• _Text excerpt_
Essex, United Kingdom  Few places in Britain were as certain as the borough of Thurrock when asked to weigh up the UK’s membership of the European Union in a June 2016 referendum.

More than 72 percent of voters in the area, which forms part of the southeastern county of Essex, opted to quit the bloc. Only three other areas registered a higher leave vote.

Since the ballot, in which 52 percent of people nationwide voted to leave, British Prime Minister Theresa May’s efforts to manage the departure have been met with intense scrutiny.

On Tuesday, parliament is expected to reject the withdrawal agreement she drew up alongside European leaders following months of negotiations.

Criticism of the deal across the political spectrum has been sharp.

Some argue it would see the UK too tied in with Europe and at the mercy of Brussels’ decision making. 

Others say it would mean the UK renounces benefits it currently enjoys as a member of the political and economic bloc, leaving the country isolated and weaker.

Ahead of the parliamentary vote, Al Jazeera asked voters in Thurrock for their views on Brexit, and to see if the area’s apparent certainty on quitting the EU had been muddied by more than two years of political chaos.

Paul Outram, 43, communications technician

‘Another referendum would be a kick in the teeth for the people who voted to leave’ [David Child/Al Jazeera]

I voted to leave because I’m fed up with being dictated to by Europe on our laws and them telling us what we can do in our own parliament. I want to take back the power. 

I don’t think we have had the right people leading the discussions and negotiations over Brexit, though. Theresa May should have gone for a harder Brexit, because where we are heading for at the moment is basically a no-man’s land, where we wouldn’t actually be out-out and still too much controlled by Europe.

I don’t think we should go with her deal, it’s too soft and not what we wanted.

She’s not going to get the support of parliament for it but I just hope it doesn’t end up in another referendum. That would be a kick in the teeth for the people who voted to leave.

We still need a relationship with Europe, yes, but it’s a two-way thing. People think that we need Europe more than they need us but I think it’s 50-50, especially with security. For national security and world security we still need to work with each other.

• _Brief 1_
Summarize the Brexit excerpt in two sentences.
• _Brief 2_
Repeat word for word the part of the Brexit excerpt that opens with the words containing "We still need a" and closes with "with each other.".
• _Brief 3_
Please explain, in one or two sentences, why Paul Outram says in the Brexit excerpt that Theresa May should have gone for a harder Brexit.

Region annotation records
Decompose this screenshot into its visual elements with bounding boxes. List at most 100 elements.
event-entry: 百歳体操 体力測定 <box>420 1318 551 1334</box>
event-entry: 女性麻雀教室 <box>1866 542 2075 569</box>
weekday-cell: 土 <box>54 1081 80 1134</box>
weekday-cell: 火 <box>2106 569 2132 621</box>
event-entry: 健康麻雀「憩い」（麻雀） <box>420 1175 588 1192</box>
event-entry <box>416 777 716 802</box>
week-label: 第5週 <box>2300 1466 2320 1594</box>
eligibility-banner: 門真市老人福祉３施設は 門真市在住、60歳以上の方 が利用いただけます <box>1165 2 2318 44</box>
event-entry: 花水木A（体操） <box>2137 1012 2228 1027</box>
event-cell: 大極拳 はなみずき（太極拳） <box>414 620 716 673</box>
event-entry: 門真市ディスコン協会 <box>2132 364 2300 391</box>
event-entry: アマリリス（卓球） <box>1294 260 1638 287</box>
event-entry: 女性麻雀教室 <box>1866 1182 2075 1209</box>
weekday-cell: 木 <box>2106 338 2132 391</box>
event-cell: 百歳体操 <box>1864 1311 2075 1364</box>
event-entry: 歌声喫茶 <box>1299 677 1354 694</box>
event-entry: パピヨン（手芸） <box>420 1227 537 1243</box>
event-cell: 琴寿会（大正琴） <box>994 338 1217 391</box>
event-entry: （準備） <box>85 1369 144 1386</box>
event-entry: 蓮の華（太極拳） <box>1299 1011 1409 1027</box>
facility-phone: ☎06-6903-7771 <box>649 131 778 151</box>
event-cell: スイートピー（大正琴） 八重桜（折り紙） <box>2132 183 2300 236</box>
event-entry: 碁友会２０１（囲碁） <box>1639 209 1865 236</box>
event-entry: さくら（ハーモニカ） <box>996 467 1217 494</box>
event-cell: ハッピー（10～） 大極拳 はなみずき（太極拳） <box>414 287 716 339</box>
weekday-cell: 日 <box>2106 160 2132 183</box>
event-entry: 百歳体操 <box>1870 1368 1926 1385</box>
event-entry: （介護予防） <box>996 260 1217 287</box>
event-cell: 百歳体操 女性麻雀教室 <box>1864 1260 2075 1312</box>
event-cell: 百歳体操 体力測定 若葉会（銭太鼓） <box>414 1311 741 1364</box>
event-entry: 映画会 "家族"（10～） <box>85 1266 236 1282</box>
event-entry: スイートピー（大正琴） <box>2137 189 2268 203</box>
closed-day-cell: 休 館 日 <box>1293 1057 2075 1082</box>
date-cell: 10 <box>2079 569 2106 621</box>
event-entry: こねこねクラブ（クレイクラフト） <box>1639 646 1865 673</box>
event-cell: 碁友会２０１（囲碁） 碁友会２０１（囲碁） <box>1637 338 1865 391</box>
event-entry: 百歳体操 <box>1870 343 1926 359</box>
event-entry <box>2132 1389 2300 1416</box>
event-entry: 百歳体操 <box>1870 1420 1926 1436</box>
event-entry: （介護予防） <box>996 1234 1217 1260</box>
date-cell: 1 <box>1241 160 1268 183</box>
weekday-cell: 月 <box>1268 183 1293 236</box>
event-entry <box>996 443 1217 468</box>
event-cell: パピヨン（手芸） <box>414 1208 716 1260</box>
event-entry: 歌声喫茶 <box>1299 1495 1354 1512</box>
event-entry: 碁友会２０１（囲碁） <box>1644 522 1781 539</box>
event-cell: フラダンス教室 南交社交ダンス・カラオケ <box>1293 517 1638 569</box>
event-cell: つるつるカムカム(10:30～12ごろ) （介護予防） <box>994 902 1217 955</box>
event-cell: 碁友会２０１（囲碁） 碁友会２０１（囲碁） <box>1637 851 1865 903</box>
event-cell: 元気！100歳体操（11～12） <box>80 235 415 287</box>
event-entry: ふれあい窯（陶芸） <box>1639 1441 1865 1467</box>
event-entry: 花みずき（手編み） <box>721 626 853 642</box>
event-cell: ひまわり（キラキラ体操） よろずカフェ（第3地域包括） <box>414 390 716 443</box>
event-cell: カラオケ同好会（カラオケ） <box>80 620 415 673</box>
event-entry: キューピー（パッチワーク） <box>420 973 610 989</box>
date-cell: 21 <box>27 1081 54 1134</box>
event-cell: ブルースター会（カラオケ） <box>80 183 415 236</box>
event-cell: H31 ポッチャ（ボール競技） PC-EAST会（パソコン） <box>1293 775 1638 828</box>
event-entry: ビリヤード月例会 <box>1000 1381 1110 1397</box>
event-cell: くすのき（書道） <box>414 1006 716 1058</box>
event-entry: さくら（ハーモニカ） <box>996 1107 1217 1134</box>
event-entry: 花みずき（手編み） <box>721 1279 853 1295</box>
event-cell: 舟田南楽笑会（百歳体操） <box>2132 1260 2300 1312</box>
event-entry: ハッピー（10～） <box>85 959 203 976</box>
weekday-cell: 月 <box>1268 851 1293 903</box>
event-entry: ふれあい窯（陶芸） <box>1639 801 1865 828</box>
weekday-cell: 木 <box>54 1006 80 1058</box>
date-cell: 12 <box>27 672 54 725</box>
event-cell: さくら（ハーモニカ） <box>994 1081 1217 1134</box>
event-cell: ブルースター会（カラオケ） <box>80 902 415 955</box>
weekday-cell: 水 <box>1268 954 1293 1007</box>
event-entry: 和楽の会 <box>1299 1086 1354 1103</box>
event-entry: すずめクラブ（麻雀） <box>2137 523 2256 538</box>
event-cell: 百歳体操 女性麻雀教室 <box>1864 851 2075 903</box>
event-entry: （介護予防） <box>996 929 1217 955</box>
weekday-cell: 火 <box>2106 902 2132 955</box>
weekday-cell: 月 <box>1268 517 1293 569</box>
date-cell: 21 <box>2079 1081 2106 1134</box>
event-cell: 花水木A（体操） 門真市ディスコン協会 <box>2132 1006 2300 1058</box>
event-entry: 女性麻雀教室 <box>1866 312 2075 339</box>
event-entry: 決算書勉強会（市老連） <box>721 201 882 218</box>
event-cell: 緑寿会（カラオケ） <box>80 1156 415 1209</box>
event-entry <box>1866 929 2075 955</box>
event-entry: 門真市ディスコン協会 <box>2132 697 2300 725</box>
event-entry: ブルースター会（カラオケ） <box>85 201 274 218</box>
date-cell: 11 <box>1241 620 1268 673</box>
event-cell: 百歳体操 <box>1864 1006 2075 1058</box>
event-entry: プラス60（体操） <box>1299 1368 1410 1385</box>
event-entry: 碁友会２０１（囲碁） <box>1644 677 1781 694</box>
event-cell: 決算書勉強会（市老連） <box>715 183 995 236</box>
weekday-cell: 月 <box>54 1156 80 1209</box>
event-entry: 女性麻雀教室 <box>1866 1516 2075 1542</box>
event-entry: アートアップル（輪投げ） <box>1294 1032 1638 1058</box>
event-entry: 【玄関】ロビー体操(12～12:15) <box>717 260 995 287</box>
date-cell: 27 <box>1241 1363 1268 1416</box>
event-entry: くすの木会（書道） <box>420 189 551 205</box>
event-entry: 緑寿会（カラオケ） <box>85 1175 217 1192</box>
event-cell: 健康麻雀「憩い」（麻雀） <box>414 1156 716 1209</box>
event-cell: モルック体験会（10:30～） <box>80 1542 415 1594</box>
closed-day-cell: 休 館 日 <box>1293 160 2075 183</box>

--

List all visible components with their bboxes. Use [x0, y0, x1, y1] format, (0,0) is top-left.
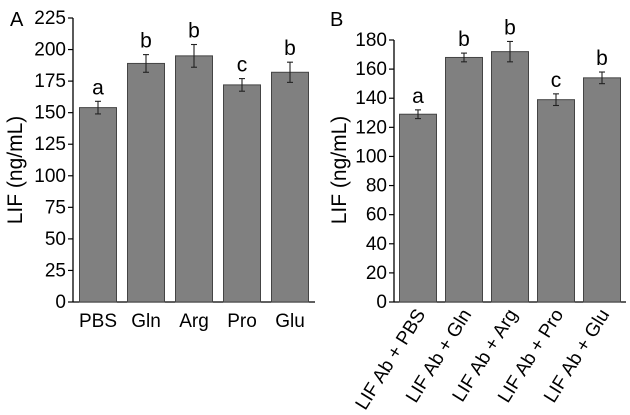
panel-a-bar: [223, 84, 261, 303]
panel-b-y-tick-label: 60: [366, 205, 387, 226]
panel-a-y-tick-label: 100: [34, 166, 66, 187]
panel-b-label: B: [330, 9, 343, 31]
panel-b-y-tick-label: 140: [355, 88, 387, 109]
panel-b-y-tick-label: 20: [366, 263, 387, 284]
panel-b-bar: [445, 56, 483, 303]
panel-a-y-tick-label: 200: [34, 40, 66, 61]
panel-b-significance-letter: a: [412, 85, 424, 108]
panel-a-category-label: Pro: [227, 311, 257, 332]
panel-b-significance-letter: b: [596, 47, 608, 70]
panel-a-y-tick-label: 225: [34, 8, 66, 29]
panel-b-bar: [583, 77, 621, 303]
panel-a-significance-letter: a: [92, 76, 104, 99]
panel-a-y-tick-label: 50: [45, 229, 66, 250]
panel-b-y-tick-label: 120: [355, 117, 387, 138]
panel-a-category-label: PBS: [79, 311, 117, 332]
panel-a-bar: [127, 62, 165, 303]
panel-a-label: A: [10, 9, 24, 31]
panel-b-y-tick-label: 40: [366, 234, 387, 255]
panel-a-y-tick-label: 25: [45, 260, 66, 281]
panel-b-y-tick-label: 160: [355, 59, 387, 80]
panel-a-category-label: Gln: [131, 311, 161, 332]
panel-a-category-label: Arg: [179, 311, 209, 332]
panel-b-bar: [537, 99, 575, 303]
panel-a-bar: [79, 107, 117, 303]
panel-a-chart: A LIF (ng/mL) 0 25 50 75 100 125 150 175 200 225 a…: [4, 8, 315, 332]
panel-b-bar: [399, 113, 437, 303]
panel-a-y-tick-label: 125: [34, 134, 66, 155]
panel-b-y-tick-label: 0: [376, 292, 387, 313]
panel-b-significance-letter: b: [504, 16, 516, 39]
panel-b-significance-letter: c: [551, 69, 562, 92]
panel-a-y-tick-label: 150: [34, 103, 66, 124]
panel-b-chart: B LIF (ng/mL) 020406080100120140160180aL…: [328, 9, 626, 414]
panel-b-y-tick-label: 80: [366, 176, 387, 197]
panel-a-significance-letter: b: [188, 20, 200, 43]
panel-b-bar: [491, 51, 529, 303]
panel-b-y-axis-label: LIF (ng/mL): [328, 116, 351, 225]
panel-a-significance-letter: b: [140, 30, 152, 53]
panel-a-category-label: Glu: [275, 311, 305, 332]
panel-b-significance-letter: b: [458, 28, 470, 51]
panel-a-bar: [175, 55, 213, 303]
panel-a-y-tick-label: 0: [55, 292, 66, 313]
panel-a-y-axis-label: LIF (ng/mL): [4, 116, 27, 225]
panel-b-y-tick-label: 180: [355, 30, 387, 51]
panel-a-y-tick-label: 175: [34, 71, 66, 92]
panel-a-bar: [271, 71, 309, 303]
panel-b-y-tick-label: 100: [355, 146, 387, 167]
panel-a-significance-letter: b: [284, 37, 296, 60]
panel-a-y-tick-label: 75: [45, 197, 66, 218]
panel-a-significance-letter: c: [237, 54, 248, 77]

• _Task answer 1_
More than 72 percent of voters in Thurrock, part of Essex, chose to leave the EU in the June 2016 referendum, and before a parliamentary vote expected to reject Theresa May's withdrawal agreement, Al Jazeera asked voters there for their views on Brexit. Communications technician Paul Outram says he voted to leave to take back power from Europe, thinks May's deal is too soft, and hopes it will not end in another referendum.

• _Task answer 2_
We still need a relationship with Europe, yes, but it’s a two-way thing. People think that we need Europe more than they need us but I think it’s 50-50, especially with security. For national security and world security we still need to work with each other.

• _Task answer 3_
He says the current course is heading for a no-man's land, where the UK would not actually be fully out of the EU and would still be too much controlled by Europe.